• **RECORDS PROVIDED**:
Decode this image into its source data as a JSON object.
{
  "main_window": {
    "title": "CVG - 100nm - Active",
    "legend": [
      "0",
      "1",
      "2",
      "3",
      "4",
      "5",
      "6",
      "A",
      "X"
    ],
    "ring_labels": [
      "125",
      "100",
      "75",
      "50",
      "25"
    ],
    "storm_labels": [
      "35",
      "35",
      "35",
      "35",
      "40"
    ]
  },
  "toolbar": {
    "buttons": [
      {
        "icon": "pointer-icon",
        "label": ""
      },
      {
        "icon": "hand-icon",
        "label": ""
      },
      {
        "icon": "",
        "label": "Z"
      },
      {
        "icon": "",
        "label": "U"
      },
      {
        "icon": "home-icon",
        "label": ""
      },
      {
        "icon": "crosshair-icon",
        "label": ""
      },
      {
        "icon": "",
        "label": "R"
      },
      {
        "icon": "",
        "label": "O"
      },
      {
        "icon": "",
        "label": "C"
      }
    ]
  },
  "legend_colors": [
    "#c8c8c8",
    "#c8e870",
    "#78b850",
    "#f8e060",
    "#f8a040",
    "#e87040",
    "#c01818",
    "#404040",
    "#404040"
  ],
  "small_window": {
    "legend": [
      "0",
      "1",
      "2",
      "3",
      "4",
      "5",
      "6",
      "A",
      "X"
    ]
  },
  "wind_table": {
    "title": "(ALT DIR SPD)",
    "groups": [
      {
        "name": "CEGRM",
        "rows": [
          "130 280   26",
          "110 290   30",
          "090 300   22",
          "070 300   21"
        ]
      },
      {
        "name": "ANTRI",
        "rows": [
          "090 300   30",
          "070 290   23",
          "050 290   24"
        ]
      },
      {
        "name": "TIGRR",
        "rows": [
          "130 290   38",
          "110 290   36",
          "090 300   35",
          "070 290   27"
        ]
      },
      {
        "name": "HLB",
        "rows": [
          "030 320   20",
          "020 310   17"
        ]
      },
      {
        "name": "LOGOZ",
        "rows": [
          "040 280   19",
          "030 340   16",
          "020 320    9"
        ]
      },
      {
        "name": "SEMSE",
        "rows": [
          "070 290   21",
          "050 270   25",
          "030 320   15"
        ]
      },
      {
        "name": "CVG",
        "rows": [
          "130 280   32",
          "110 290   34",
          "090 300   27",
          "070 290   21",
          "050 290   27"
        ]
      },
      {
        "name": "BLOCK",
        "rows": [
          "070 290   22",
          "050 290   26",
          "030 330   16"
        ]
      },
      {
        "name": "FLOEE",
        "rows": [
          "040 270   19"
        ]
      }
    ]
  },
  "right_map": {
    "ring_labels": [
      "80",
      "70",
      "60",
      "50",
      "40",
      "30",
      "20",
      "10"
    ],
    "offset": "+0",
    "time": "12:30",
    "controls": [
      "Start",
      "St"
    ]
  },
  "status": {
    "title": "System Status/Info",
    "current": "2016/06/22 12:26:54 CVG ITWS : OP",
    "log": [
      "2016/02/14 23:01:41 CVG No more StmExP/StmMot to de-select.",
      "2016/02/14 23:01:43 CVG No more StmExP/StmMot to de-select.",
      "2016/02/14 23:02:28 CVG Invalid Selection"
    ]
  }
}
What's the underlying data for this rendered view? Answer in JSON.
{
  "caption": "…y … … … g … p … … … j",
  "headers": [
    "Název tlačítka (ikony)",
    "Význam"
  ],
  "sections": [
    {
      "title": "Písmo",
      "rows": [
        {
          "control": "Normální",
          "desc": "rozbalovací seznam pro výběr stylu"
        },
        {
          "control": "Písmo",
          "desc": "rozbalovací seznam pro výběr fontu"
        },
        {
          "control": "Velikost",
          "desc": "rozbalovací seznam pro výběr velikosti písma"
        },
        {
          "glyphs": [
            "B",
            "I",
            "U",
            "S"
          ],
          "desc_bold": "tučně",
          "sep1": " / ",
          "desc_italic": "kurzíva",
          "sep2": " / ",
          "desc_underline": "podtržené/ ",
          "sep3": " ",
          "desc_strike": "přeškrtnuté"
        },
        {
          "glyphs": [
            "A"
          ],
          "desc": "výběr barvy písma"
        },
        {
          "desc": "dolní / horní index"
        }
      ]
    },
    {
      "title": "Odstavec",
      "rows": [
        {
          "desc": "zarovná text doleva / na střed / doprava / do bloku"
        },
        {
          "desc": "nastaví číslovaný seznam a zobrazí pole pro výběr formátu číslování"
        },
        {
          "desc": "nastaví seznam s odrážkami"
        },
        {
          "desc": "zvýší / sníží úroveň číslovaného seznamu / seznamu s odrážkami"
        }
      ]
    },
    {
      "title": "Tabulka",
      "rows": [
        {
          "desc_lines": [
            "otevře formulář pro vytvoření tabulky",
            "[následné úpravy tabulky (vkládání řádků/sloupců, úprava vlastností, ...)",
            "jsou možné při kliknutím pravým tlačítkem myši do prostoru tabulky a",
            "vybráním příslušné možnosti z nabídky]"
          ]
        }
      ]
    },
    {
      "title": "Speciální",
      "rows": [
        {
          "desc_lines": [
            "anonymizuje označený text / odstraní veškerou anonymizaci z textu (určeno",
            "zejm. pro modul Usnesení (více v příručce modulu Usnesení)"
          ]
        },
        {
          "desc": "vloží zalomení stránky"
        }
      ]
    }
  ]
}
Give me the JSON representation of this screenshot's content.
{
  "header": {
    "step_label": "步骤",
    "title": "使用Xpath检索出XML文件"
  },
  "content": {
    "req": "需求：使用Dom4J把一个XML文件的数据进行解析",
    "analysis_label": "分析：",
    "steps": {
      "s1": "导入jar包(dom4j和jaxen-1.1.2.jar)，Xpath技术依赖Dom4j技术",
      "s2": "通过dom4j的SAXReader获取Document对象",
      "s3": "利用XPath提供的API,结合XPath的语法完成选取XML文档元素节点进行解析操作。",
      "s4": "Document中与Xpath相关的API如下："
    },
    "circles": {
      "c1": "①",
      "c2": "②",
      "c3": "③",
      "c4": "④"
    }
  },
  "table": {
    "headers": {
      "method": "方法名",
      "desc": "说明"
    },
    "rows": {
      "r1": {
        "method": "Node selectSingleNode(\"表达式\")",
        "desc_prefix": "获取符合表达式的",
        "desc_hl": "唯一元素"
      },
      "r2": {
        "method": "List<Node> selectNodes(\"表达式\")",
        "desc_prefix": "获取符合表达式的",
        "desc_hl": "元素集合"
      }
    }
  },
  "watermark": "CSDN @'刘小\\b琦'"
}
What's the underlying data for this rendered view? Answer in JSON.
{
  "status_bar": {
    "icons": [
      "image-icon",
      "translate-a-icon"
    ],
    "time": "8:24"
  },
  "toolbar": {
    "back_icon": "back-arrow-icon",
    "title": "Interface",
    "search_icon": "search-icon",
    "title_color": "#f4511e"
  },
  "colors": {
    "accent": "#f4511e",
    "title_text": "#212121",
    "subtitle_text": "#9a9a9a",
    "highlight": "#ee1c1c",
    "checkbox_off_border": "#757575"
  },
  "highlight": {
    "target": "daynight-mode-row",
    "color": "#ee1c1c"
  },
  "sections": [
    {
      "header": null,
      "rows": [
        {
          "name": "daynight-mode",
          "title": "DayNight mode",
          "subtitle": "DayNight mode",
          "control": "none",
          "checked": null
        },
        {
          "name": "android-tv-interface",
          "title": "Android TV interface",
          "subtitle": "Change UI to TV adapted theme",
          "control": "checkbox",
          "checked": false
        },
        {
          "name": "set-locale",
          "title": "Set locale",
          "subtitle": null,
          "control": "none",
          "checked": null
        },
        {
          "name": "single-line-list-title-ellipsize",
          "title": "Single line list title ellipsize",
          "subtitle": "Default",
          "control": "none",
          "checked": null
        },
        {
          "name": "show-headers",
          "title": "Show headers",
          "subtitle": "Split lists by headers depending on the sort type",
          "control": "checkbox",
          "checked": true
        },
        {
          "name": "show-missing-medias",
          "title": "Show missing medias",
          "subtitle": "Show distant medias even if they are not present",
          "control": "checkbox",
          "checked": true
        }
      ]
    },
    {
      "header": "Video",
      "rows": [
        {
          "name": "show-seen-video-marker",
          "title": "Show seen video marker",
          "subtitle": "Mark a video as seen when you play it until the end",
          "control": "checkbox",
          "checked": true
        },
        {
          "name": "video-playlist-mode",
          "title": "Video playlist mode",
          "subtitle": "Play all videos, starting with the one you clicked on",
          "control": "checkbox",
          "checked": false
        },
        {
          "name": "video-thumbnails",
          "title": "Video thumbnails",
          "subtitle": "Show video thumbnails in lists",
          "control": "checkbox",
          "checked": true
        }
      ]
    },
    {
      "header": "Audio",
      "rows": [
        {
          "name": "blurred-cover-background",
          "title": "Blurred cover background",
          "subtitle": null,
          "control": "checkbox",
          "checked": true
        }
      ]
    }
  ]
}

• **THE REQUEST**: Copy and report every line where the word "mode" is present.

• **EXPECTED OUTPUT**:
    "target": "daynight-mode-row",
          "name": "daynight-mode",
          "title": "DayNight mode",
          "subtitle": "DayNight mode",
          "name": "video-playlist-mode",
          "title": "Video playlist mode",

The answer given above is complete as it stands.